# START OF Given data

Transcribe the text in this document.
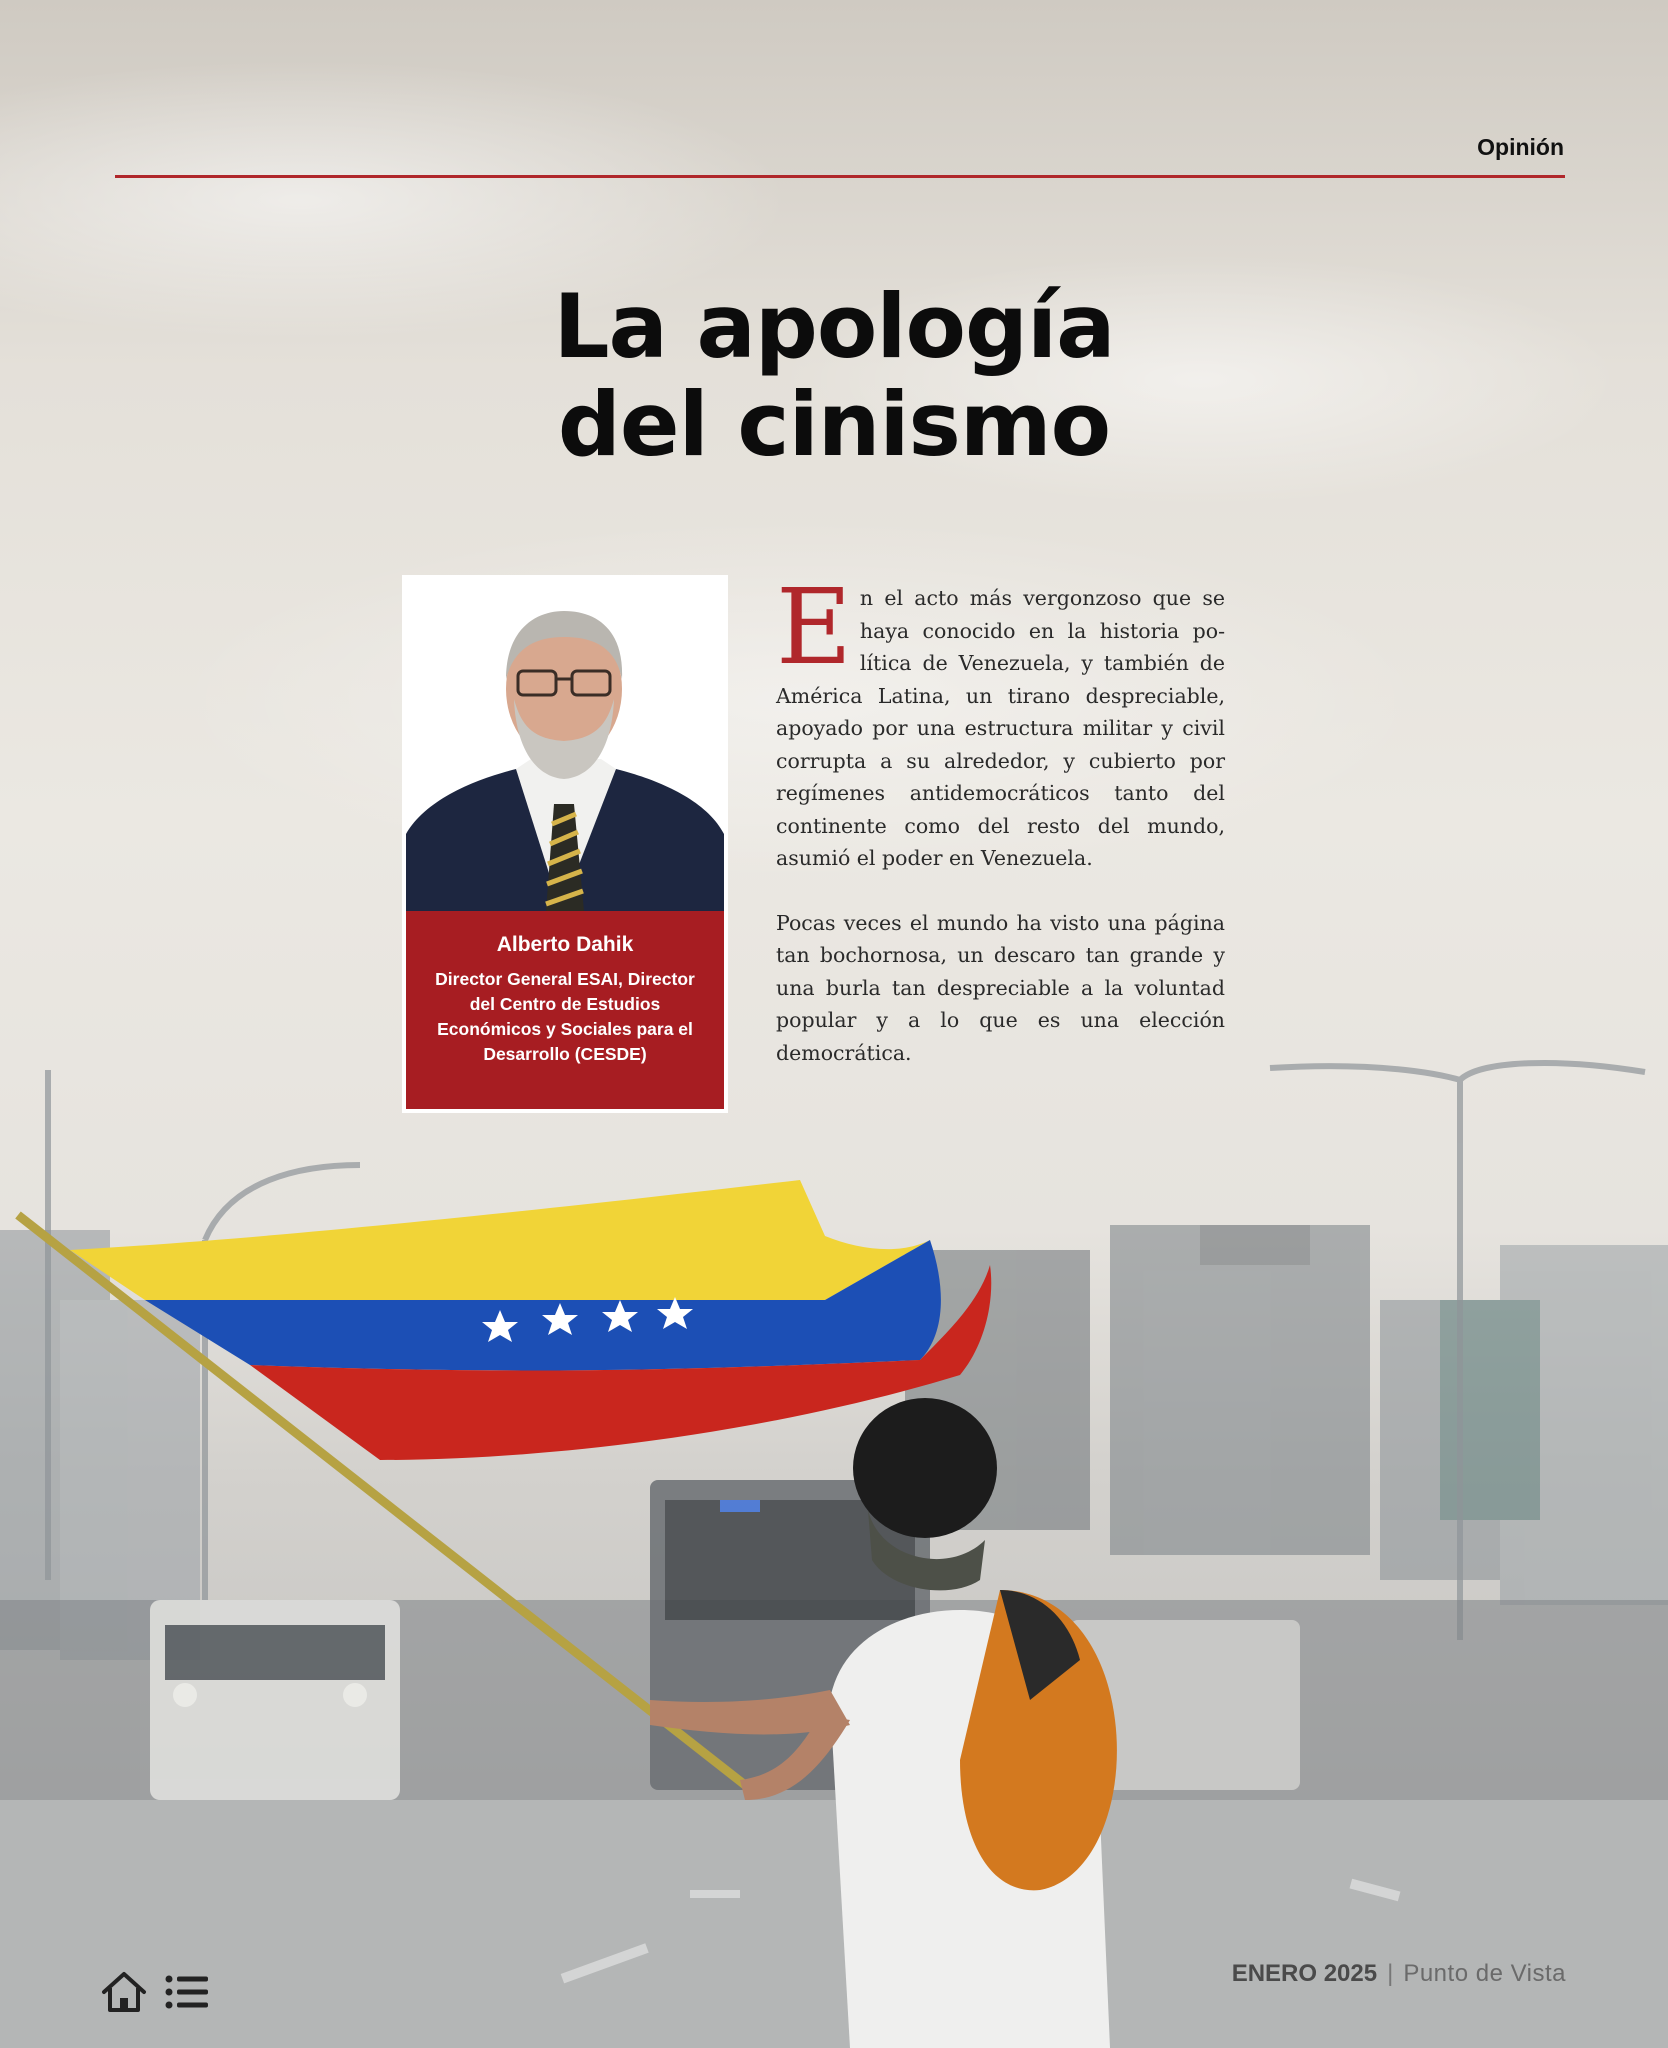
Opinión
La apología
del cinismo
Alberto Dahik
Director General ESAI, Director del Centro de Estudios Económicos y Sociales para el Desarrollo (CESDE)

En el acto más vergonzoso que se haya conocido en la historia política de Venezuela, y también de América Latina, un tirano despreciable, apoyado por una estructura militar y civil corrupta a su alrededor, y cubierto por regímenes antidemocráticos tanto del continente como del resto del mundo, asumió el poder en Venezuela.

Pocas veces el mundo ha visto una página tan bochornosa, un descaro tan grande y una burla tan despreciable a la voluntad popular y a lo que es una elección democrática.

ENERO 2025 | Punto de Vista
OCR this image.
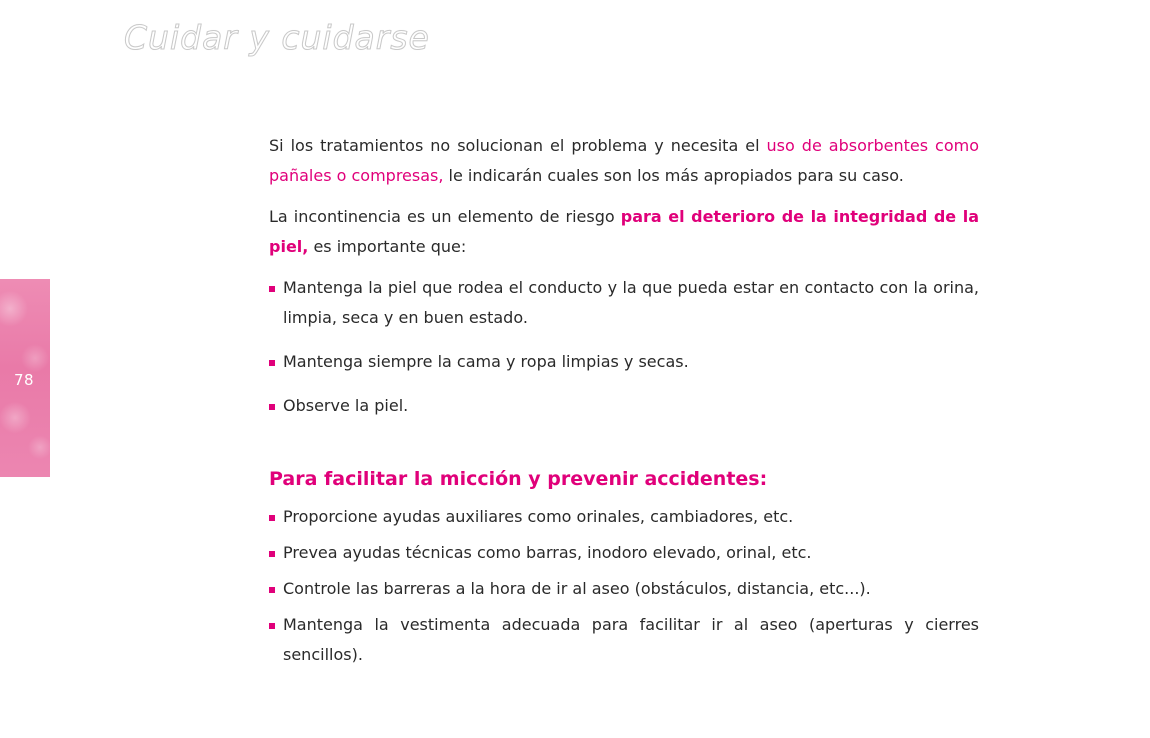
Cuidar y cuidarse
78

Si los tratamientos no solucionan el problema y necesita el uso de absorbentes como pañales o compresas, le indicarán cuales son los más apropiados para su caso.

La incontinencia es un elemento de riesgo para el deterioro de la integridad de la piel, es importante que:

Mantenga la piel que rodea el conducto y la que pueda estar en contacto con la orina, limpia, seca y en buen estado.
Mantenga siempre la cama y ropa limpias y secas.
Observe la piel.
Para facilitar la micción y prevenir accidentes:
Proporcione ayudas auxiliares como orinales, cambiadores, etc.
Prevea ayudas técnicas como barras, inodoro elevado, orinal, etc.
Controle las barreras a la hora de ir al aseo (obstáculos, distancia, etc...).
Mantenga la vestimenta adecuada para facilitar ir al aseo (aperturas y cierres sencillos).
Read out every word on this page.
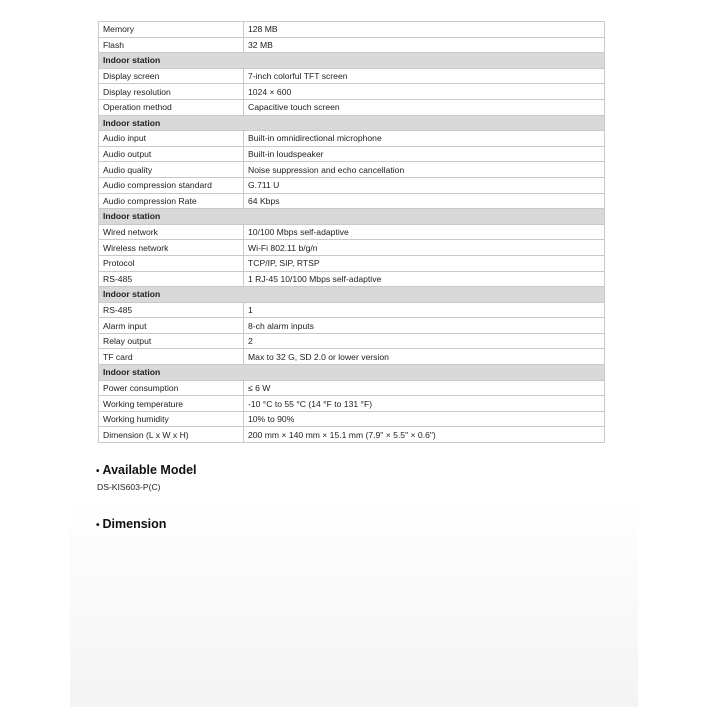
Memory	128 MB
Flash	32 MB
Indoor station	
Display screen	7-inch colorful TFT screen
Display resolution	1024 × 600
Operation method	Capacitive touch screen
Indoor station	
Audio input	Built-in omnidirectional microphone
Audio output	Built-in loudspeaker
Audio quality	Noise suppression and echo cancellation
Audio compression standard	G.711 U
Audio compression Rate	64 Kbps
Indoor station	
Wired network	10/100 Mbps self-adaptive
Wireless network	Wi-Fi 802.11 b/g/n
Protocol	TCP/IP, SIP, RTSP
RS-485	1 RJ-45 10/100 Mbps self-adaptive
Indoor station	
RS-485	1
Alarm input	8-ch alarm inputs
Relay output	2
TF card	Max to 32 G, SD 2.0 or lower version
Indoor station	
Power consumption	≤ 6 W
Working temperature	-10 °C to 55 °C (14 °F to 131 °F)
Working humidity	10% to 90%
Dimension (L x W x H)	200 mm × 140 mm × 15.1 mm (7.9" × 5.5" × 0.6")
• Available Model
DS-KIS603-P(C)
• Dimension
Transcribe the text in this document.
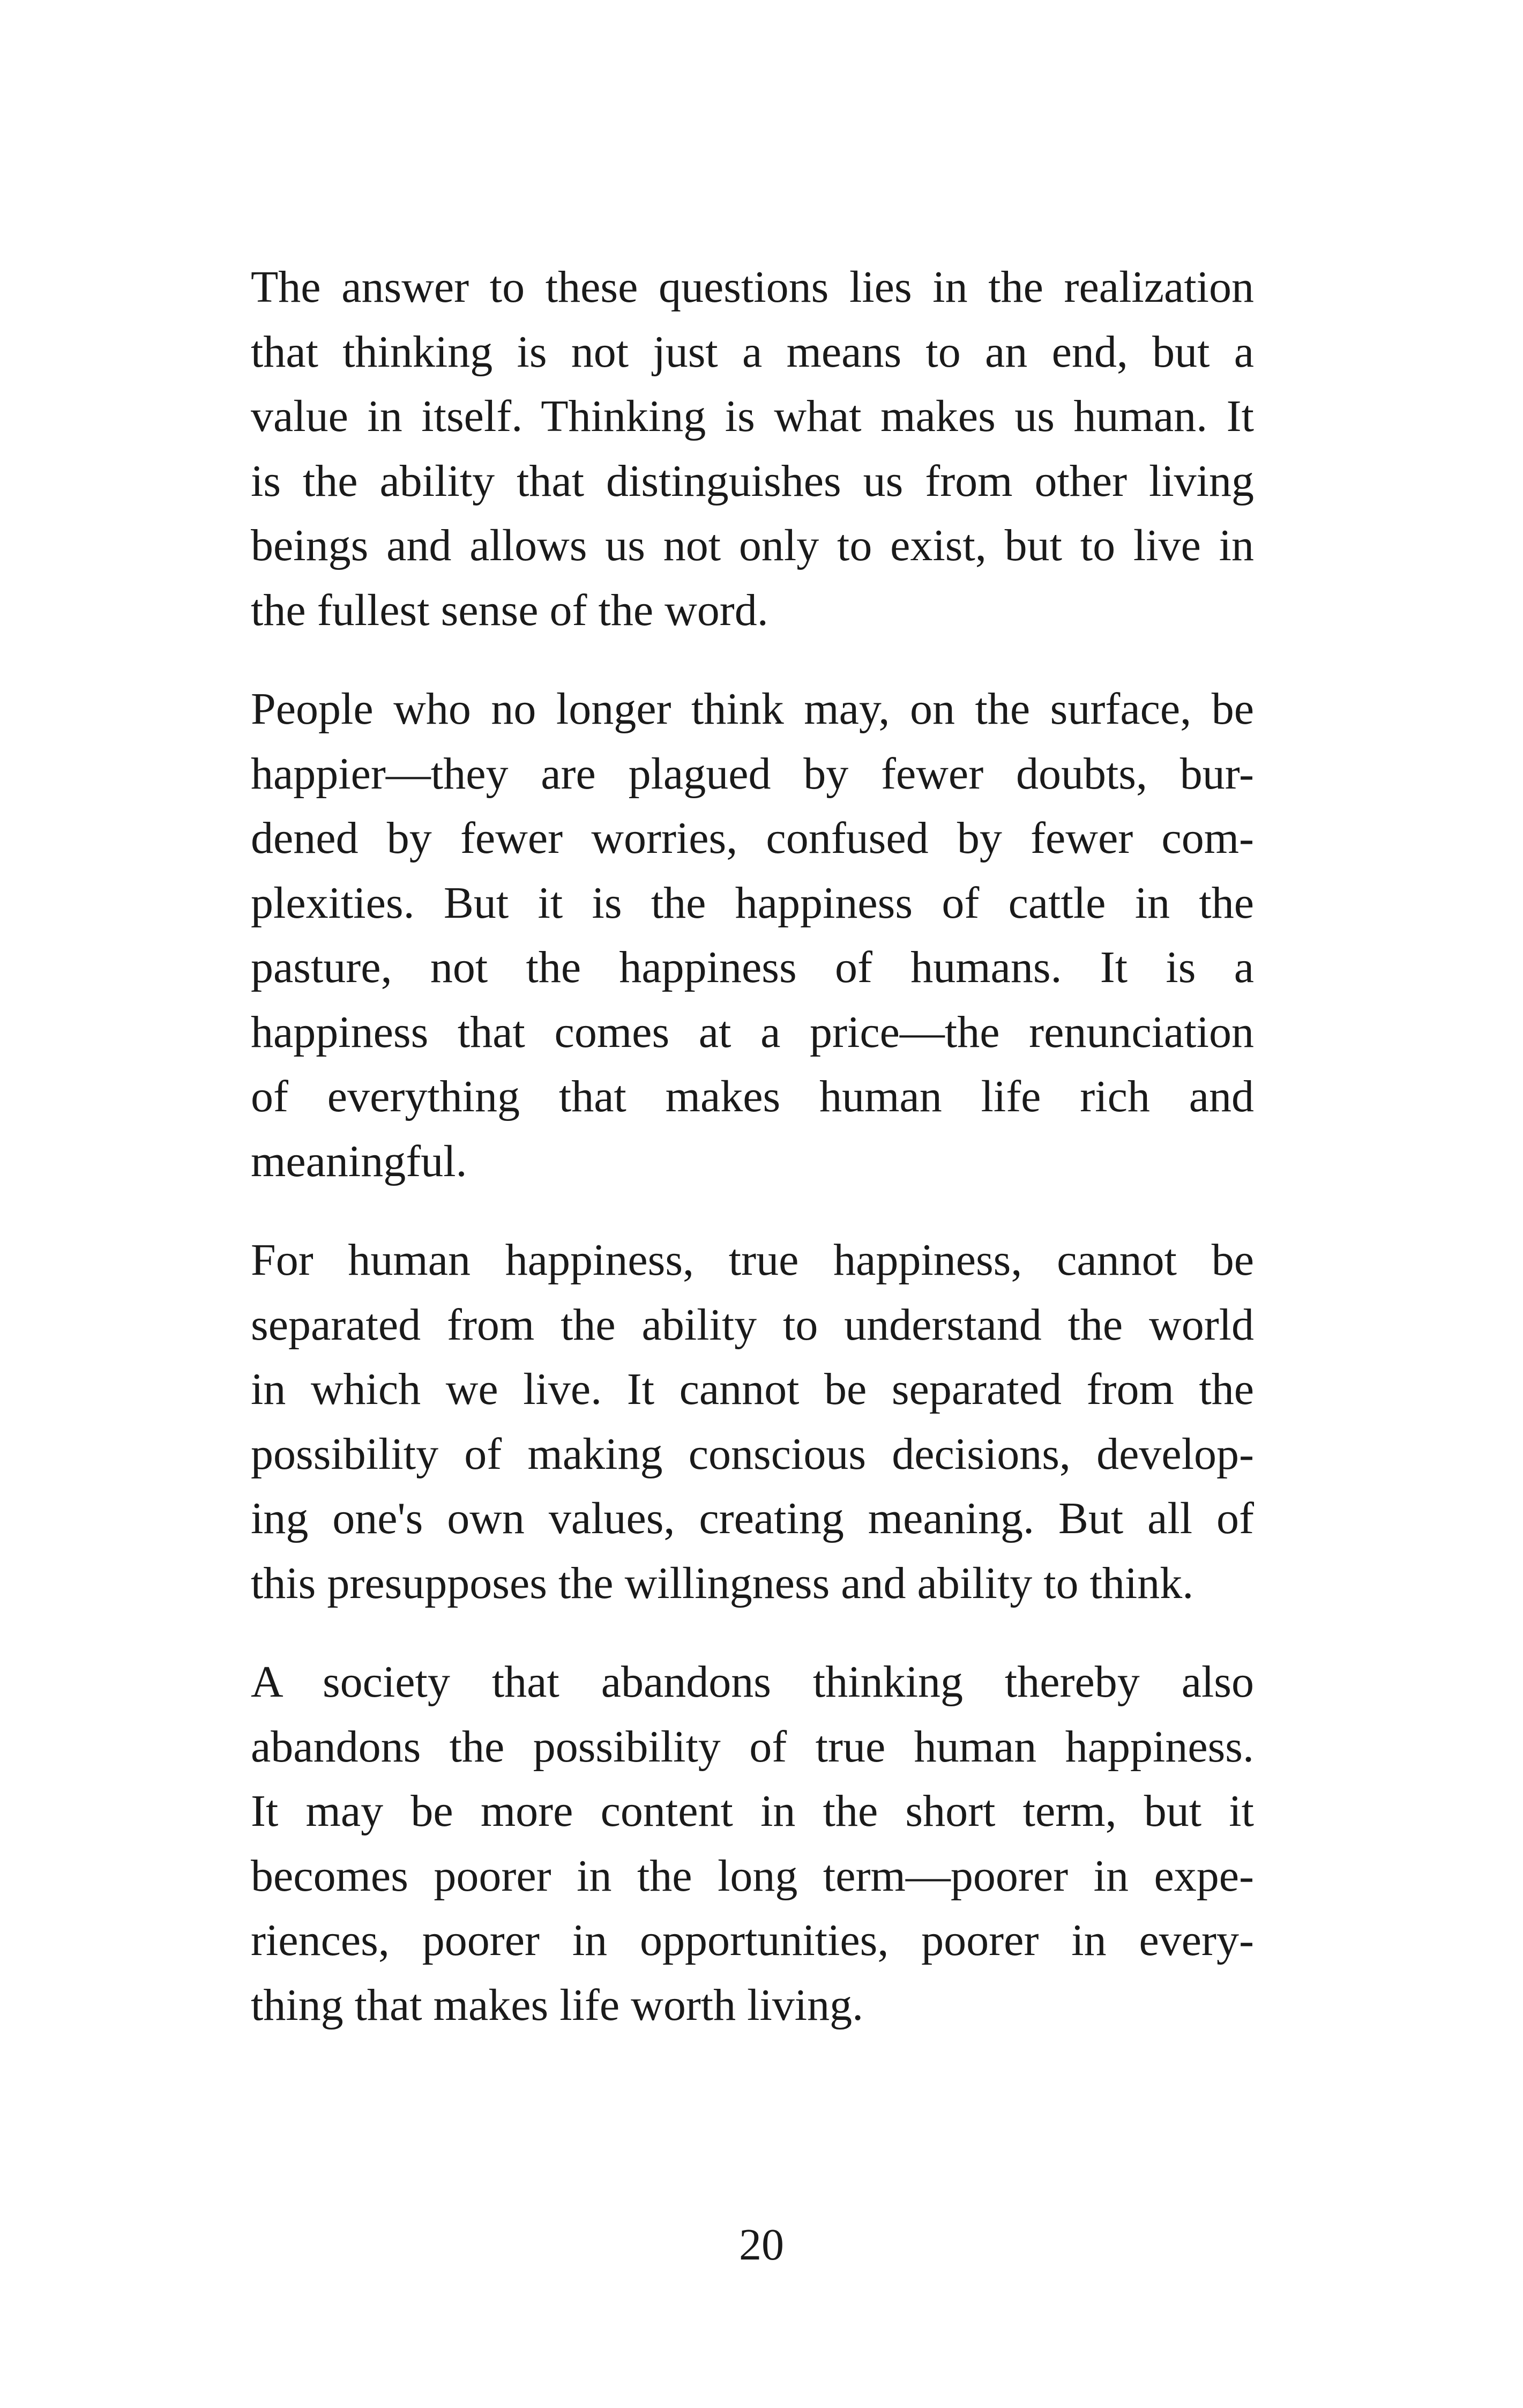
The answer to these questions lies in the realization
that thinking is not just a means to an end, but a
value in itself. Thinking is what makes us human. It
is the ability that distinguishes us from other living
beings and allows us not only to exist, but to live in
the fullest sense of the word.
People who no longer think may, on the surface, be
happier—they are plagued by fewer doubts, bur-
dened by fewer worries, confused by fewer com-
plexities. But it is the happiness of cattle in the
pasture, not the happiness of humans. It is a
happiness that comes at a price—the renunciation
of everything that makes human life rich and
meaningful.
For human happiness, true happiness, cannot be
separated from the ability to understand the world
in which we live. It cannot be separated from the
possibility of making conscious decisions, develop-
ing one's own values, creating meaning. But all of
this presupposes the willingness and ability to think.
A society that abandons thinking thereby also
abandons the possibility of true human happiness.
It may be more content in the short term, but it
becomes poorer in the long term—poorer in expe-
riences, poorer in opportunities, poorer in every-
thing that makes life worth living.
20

# END OF Given data

■ Your goal: Write out, word for word, the line containing "Read out every word on this page." and each line after it to the end of the data, and nothing more. Drop the pictures.

■ Solution to the exercise:
Read out every word on this page.
Memory	128 MB
Flash	32 MB
Indoor station	
Display screen	7-inch colorful TFT screen
Display resolution	1024 × 600
Operation method	Capacitive touch screen
Indoor station	
Audio input	Built-in omnidirectional microphone
Audio output	Built-in loudspeaker
Audio quality	Noise suppression and echo cancellation
Audio compression standard	G.711 U
Audio compression Rate	64 Kbps
Indoor station	
Wired network	10/100 Mbps self-adaptive
Wireless network	Wi-Fi 802.11 b/g/n
Protocol	TCP/IP, SIP, RTSP
RS-485	1 RJ-45 10/100 Mbps self-adaptive
Indoor station	
RS-485	1
Alarm input	8-ch alarm inputs
Relay output	2
TF card	Max to 32 G, SD 2.0 or lower version
Indoor station	
Power consumption	≤ 6 W
Working temperature	-10 °C to 55 °C (14 °F to 131 °F)
Working humidity	10% to 90%
Dimension (L x W x H)	200 mm × 140 mm × 15.1 mm (7.9" × 5.5" × 0.6")
• Available Model
DS-KIS603-P(C)
• Dimension
Transcribe the text in this document.
The answer to these questions lies in the realization
that thinking is not just a means to an end, but a
value in itself. Thinking is what makes us human. It
is the ability that distinguishes us from other living
beings and allows us not only to exist, but to live in
the fullest sense of the word.
People who no longer think may, on the surface, be
happier—they are plagued by fewer doubts, bur-
dened by fewer worries, confused by fewer com-
plexities. But it is the happiness of cattle in the
pasture, not the happiness of humans. It is a
happiness that comes at a price—the renunciation
of everything that makes human life rich and
meaningful.
For human happiness, true happiness, cannot be
separated from the ability to understand the world
in which we live. It cannot be separated from the
possibility of making conscious decisions, develop-
ing one's own values, creating meaning. But all of
this presupposes the willingness and ability to think.
A society that abandons thinking thereby also
abandons the possibility of true human happiness.
It may be more content in the short term, but it
becomes poorer in the long term—poorer in expe-
riences, poorer in opportunities, poorer in every-
thing that makes life worth living.
20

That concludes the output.